#### Provided records

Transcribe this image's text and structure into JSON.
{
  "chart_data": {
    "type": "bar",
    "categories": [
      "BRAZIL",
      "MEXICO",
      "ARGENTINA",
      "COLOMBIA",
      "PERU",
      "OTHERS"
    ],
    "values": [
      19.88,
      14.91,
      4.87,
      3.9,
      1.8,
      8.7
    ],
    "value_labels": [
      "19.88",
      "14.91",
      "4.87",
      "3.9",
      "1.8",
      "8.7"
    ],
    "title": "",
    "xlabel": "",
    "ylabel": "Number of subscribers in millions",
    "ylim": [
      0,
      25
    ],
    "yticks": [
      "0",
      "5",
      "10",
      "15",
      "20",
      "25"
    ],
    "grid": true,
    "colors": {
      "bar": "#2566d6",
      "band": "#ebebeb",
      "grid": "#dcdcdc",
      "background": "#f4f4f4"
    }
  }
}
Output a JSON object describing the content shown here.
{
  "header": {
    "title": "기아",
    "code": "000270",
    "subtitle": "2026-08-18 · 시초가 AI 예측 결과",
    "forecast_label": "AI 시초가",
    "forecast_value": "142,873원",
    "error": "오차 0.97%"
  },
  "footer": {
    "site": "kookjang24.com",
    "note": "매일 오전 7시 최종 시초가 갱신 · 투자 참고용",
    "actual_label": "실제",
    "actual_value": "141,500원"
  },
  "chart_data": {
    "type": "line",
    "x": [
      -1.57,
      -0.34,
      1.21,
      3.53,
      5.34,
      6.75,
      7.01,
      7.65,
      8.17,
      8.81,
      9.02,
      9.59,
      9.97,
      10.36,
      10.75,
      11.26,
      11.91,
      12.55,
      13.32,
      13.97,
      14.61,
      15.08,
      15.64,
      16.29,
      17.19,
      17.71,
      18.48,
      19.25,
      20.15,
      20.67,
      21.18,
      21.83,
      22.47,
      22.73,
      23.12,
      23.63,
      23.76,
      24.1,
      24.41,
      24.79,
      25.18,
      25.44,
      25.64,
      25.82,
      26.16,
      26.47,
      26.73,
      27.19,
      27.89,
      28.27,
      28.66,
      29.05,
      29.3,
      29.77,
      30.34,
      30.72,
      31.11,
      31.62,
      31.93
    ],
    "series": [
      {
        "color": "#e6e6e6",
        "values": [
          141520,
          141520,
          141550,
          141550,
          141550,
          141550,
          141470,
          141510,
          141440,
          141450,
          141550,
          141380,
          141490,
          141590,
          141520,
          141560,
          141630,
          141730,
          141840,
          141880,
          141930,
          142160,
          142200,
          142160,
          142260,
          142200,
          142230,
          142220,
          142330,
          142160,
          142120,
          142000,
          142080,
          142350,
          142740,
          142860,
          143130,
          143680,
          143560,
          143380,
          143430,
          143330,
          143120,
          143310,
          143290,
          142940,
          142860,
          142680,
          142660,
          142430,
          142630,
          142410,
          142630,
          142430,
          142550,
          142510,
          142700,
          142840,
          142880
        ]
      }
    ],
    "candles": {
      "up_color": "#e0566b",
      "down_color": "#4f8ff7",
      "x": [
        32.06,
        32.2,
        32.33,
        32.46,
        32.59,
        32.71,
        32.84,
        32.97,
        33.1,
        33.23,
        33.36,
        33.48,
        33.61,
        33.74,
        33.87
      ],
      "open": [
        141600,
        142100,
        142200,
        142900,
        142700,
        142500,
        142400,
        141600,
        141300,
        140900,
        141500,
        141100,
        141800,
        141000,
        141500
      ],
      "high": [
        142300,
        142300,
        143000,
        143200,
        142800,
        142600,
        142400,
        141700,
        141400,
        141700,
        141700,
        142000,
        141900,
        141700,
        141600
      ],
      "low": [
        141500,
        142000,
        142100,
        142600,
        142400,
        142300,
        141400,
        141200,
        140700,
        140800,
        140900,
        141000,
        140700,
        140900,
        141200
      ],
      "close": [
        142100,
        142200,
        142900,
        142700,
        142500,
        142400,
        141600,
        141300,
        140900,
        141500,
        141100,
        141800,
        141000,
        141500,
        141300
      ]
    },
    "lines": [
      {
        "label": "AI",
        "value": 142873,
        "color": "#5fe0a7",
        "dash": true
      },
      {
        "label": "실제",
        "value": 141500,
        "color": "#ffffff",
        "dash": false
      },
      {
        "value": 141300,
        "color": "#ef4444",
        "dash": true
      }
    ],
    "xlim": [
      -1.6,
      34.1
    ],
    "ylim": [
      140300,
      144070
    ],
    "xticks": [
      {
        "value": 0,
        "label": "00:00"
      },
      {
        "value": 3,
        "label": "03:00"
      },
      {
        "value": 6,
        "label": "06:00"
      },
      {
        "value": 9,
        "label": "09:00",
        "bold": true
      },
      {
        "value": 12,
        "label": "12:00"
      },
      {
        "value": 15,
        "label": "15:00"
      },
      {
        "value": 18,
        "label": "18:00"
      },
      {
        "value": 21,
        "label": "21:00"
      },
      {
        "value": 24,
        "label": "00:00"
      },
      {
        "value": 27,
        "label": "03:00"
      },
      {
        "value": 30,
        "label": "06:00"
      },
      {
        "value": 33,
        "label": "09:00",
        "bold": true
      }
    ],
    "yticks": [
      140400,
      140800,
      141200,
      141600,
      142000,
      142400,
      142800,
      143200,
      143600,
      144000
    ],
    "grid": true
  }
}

########

#### Job:
Write out the full listing, keeping every line exactly as it is.

#### Answer to this problem:
Transcribe this image's text and structure into JSON.
{
  "chart_data": {
    "type": "bar",
    "categories": [
      "BRAZIL",
      "MEXICO",
      "ARGENTINA",
      "COLOMBIA",
      "PERU",
      "OTHERS"
    ],
    "values": [
      19.88,
      14.91,
      4.87,
      3.9,
      1.8,
      8.7
    ],
    "value_labels": [
      "19.88",
      "14.91",
      "4.87",
      "3.9",
      "1.8",
      "8.7"
    ],
    "title": "",
    "xlabel": "",
    "ylabel": "Number of subscribers in millions",
    "ylim": [
      0,
      25
    ],
    "yticks": [
      "0",
      "5",
      "10",
      "15",
      "20",
      "25"
    ],
    "grid": true,
    "colors": {
      "bar": "#2566d6",
      "band": "#ebebeb",
      "grid": "#dcdcdc",
      "background": "#f4f4f4"
    }
  }
}
Output a JSON object describing the content shown here.
{
  "header": {
    "title": "기아",
    "code": "000270",
    "subtitle": "2026-08-18 · 시초가 AI 예측 결과",
    "forecast_label": "AI 시초가",
    "forecast_value": "142,873원",
    "error": "오차 0.97%"
  },
  "footer": {
    "site": "kookjang24.com",
    "note": "매일 오전 7시 최종 시초가 갱신 · 투자 참고용",
    "actual_label": "실제",
    "actual_value": "141,500원"
  },
  "chart_data": {
    "type": "line",
    "x": [
      -1.57,
      -0.34,
      1.21,
      3.53,
      5.34,
      6.75,
      7.01,
      7.65,
      8.17,
      8.81,
      9.02,
      9.59,
      9.97,
      10.36,
      10.75,
      11.26,
      11.91,
      12.55,
      13.32,
      13.97,
      14.61,
      15.08,
      15.64,
      16.29,
      17.19,
      17.71,
      18.48,
      19.25,
      20.15,
      20.67,
      21.18,
      21.83,
      22.47,
      22.73,
      23.12,
      23.63,
      23.76,
      24.1,
      24.41,
      24.79,
      25.18,
      25.44,
      25.64,
      25.82,
      26.16,
      26.47,
      26.73,
      27.19,
      27.89,
      28.27,
      28.66,
      29.05,
      29.3,
      29.77,
      30.34,
      30.72,
      31.11,
      31.62,
      31.93
    ],
    "series": [
      {
        "color": "#e6e6e6",
        "values": [
          141520,
          141520,
          141550,
          141550,
          141550,
          141550,
          141470,
          141510,
          141440,
          141450,
          141550,
          141380,
          141490,
          141590,
          141520,
          141560,
          141630,
          141730,
          141840,
          141880,
          141930,
          142160,
          142200,
          142160,
          142260,
          142200,
          142230,
          142220,
          142330,
          142160,
          142120,
          142000,
          142080,
          142350,
          142740,
          142860,
          143130,
          143680,
          143560,
          143380,
          143430,
          143330,
          143120,
          143310,
          143290,
          142940,
          142860,
          142680,
          142660,
          142430,
          142630,
          142410,
          142630,
          142430,
          142550,
          142510,
          142700,
          142840,
          142880
        ]
      }
    ],
    "candles": {
      "up_color": "#e0566b",
      "down_color": "#4f8ff7",
      "x": [
        32.06,
        32.2,
        32.33,
        32.46,
        32.59,
        32.71,
        32.84,
        32.97,
        33.1,
        33.23,
        33.36,
        33.48,
        33.61,
        33.74,
        33.87
      ],
      "open": [
        141600,
        142100,
        142200,
        142900,
        142700,
        142500,
        142400,
        141600,
        141300,
        140900,
        141500,
        141100,
        141800,
        141000,
        141500
      ],
      "high": [
        142300,
        142300,
        143000,
        143200,
        142800,
        142600,
        142400,
        141700,
        141400,
        141700,
        141700,
        142000,
        141900,
        141700,
        141600
      ],
      "low": [
        141500,
        142000,
        142100,
        142600,
        142400,
        142300,
        141400,
        141200,
        140700,
        140800,
        140900,
        141000,
        140700,
        140900,
        141200
      ],
      "close": [
        142100,
        142200,
        142900,
        142700,
        142500,
        142400,
        141600,
        141300,
        140900,
        141500,
        141100,
        141800,
        141000,
        141500,
        141300
      ]
    },
    "lines": [
      {
        "label": "AI",
        "value": 142873,
        "color": "#5fe0a7",
        "dash": true
      },
      {
        "label": "실제",
        "value": 141500,
        "color": "#ffffff",
        "dash": false
      },
      {
        "value": 141300,
        "color": "#ef4444",
        "dash": true
      }
    ],
    "xlim": [
      -1.6,
      34.1
    ],
    "ylim": [
      140300,
      144070
    ],
    "xticks": [
      {
        "value": 0,
        "label": "00:00"
      },
      {
        "value": 3,
        "label": "03:00"
      },
      {
        "value": 6,
        "label": "06:00"
      },
      {
        "value": 9,
        "label": "09:00",
        "bold": true
      },
      {
        "value": 12,
        "label": "12:00"
      },
      {
        "value": 15,
        "label": "15:00"
      },
      {
        "value": 18,
        "label": "18:00"
      },
      {
        "value": 21,
        "label": "21:00"
      },
      {
        "value": 24,
        "label": "00:00"
      },
      {
        "value": 27,
        "label": "03:00"
      },
      {
        "value": 30,
        "label": "06:00"
      },
      {
        "value": 33,
        "label": "09:00",
        "bold": true
      }
    ],
    "yticks": [
      140400,
      140800,
      141200,
      141600,
      142000,
      142400,
      142800,
      143200,
      143600,
      144000
    ],
    "grid": true
  }
}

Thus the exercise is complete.